— Start of Information provided —
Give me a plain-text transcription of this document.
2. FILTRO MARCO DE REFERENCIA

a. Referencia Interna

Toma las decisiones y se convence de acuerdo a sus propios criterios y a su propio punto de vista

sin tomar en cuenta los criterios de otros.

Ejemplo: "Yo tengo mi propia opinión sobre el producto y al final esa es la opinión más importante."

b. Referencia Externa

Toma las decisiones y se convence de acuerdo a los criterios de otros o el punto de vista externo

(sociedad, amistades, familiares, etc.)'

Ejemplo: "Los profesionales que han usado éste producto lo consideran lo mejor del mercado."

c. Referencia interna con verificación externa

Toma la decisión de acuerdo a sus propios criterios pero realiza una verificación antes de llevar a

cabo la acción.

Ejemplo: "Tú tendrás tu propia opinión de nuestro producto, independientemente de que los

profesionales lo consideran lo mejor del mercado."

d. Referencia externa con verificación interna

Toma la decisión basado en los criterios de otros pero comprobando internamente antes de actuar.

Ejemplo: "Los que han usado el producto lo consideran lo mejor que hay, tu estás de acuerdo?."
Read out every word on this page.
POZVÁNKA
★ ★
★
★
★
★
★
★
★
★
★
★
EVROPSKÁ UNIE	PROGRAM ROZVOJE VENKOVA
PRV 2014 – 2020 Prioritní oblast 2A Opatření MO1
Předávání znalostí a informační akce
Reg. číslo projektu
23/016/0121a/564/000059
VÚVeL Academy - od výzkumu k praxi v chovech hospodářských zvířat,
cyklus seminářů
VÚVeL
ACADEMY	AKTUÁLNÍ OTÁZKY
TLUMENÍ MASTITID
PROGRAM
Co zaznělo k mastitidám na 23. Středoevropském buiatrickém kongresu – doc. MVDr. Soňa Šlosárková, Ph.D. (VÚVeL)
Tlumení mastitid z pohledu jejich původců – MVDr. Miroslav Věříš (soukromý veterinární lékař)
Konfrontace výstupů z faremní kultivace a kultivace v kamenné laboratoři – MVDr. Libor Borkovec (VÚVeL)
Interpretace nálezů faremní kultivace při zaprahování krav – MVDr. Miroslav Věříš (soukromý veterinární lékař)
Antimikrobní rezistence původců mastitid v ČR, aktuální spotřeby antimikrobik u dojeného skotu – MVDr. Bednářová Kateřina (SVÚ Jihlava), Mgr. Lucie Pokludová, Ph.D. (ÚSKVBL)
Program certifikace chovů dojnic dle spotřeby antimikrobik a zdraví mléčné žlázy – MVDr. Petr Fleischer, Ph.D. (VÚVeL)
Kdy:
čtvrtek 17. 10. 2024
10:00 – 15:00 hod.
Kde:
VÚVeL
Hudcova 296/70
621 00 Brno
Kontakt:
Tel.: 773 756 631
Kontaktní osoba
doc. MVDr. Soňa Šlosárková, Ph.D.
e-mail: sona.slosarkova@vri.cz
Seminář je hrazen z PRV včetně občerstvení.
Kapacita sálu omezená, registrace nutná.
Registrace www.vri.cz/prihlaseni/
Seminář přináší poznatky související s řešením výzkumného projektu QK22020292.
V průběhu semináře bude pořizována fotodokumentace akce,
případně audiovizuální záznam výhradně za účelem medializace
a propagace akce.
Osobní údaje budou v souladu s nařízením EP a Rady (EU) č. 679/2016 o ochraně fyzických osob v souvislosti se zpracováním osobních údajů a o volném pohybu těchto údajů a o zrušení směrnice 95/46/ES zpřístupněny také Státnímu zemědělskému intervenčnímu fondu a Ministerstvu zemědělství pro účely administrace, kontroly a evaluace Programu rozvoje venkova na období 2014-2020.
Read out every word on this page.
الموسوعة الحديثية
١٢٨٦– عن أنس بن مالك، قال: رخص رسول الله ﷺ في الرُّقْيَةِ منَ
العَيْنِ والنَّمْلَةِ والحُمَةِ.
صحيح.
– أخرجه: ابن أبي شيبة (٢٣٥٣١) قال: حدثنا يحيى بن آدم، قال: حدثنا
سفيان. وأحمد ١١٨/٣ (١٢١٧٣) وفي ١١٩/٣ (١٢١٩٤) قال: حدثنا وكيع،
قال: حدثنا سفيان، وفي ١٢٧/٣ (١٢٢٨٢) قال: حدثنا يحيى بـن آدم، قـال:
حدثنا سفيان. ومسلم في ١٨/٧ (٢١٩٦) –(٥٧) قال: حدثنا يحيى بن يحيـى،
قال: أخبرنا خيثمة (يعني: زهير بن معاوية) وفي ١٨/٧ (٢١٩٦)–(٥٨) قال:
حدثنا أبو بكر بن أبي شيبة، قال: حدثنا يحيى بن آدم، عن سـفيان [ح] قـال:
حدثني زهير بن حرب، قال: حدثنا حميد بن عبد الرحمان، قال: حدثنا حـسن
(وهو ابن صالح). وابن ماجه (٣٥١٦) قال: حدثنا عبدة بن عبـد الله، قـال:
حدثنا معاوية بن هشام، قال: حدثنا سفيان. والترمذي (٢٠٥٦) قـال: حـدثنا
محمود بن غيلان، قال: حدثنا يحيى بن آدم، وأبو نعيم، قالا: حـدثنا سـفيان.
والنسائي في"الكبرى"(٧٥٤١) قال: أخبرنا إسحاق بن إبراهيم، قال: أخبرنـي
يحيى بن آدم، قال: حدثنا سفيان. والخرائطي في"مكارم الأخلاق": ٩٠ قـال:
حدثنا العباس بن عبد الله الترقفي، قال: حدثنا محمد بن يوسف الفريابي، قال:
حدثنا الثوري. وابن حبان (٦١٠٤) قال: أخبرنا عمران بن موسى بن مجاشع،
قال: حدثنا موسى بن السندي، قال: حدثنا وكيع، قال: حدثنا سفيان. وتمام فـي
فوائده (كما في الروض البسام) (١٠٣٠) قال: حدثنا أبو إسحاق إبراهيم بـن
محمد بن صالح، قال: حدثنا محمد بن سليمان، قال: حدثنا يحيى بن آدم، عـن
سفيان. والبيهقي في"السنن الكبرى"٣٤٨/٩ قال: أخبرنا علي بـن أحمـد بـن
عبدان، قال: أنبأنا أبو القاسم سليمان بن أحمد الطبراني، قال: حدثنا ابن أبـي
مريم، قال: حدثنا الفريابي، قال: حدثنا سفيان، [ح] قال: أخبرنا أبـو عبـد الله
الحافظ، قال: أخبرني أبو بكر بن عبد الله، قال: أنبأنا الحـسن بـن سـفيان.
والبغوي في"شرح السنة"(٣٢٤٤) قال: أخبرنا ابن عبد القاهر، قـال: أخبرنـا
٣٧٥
— End of Information provided —
> **Exercise goal**
Scan the records above for the string "producto", then select every line that holds it.

> **Exercise result**
Ejemplo: "Yo tengo mi propia opinión sobre el producto y al final esa es la opinión más importante."
Ejemplo: "Los profesionales que han usado éste producto lo consideran lo mejor del mercado."
Ejemplo: "Tú tendrás tu propia opinión de nuestro producto, independientemente de que los
Ejemplo: "Los que han usado el producto lo consideran lo mejor que hay, tu estás de acuerdo?."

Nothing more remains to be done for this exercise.